▸ **INSTRUCTIONS FOR THE TASK**: Skip every image and restate the data word for word.

▸ **PROVIDED INFORMATION**:

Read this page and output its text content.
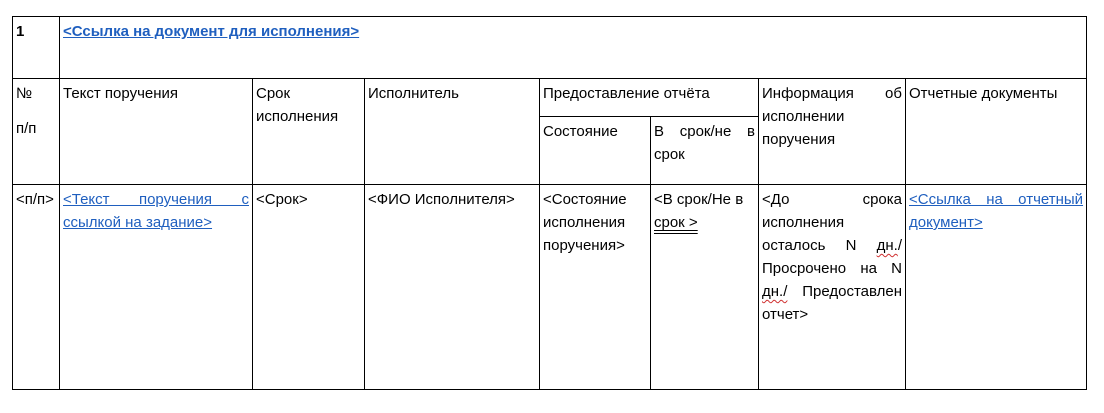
1	<Ссылка на документ для исполнения>						

№
п/п	Текст поручения	Срок исполнения	Исполнитель	Предоставление отчёта		Информация об исполнении поручения	Отчетные документы
				Состояние	В срок/не в срок		
<п/п>	<Текст поручения с ссылкой на задание>	<Срок>	<ФИО Исполнителя>	<Состояние исполнения поручения>	<В срок/Не в срок >	<До срока исполнения осталось N дн./Просрочено на N дн./ Предоставлен отчет>	<Ссылка на отчетный документ>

▸ **RESULT FOR THIS TASK**:
Read this page and output its text content.
1	<Ссылка на документ для исполнения>						

№
п/п	Текст поручения	Срок исполнения	Исполнитель	Предоставление отчёта		Информация об исполнении поручения	Отчетные документы
				Состояние	В срок/не в срок		
<п/п>	<Текст поручения с ссылкой на задание>	<Срок>	<ФИО Исполнителя>	<Состояние исполнения поручения>	<В срок/Не в срок >	<До срока исполнения осталось N дн./Просрочено на N дн./ Предоставлен отчет>	<Ссылка на отчетный документ>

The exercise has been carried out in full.